Raw records:
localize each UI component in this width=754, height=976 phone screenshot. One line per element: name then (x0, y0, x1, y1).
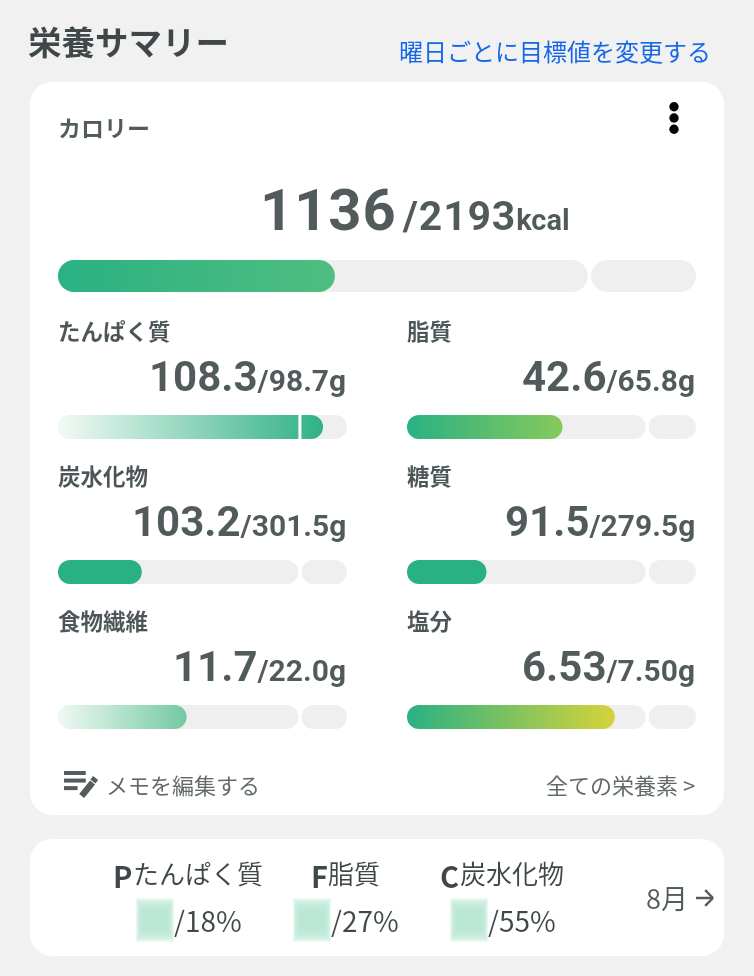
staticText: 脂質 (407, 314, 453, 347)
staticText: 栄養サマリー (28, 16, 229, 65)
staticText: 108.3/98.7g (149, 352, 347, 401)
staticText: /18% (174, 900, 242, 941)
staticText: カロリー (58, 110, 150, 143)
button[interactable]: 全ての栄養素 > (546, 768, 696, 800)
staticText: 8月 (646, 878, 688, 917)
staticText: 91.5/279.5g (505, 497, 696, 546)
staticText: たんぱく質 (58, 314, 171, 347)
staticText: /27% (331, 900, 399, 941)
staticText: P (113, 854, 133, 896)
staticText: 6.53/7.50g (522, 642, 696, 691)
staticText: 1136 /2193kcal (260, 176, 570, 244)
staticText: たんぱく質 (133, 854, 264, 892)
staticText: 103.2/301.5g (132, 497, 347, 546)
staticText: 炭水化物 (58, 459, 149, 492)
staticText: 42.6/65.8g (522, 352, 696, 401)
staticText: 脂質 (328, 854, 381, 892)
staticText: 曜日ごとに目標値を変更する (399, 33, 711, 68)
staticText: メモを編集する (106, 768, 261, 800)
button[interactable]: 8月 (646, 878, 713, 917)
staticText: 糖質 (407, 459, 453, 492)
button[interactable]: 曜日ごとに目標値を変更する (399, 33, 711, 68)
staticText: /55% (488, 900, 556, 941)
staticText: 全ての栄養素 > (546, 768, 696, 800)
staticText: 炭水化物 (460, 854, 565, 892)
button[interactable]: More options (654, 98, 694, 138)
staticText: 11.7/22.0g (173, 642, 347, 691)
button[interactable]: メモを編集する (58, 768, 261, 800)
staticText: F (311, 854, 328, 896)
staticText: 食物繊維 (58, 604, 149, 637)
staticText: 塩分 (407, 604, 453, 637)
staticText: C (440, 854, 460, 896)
* * *
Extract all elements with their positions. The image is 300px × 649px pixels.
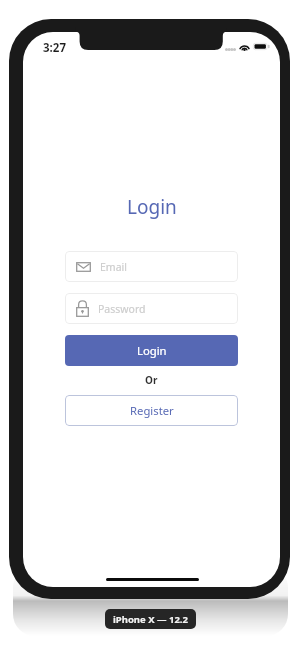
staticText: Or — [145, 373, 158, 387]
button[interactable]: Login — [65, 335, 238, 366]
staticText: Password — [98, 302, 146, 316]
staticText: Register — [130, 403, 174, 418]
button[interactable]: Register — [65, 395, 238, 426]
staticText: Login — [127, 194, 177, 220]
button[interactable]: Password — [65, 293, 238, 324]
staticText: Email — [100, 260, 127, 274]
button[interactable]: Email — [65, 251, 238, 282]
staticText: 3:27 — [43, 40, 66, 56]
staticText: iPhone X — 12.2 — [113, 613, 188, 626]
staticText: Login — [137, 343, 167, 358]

Task brief: Turn everything in the data from the line that contains "staticText: 脂質 (407, 314, 453, 347)" down to the line that contains "staticText: 炭水化物 (58, 459, 149, 492)", both included, into a numbered list with blank lines left out.

The response:
1. staticText: 脂質 (407, 314, 453, 347)
2. staticText: 栄養サマリー (28, 16, 229, 65)
3. staticText: 108.3/98.7g (149, 352, 347, 401)
4. staticText: /18% (174, 900, 242, 941)
5. staticText: カロリー (58, 110, 150, 143)
6. button[interactable]: 全ての栄養素 > (546, 768, 696, 800)
7. staticText: 8月 (646, 878, 688, 917)
8. staticText: 91.5/279.5g (505, 497, 696, 546)
9. staticText: たんぱく質 (58, 314, 171, 347)
10. staticText: /27% (331, 900, 399, 941)
11. staticText: P (113, 854, 133, 896)
12. staticText: 6.53/7.50g (522, 642, 696, 691)
13. staticText: 1136 /2193kcal (260, 176, 570, 244)
14. staticText: たんぱく質 (133, 854, 264, 892)
15. staticText: 103.2/301.5g (132, 497, 347, 546)
16. staticText: 炭水化物 (58, 459, 149, 492)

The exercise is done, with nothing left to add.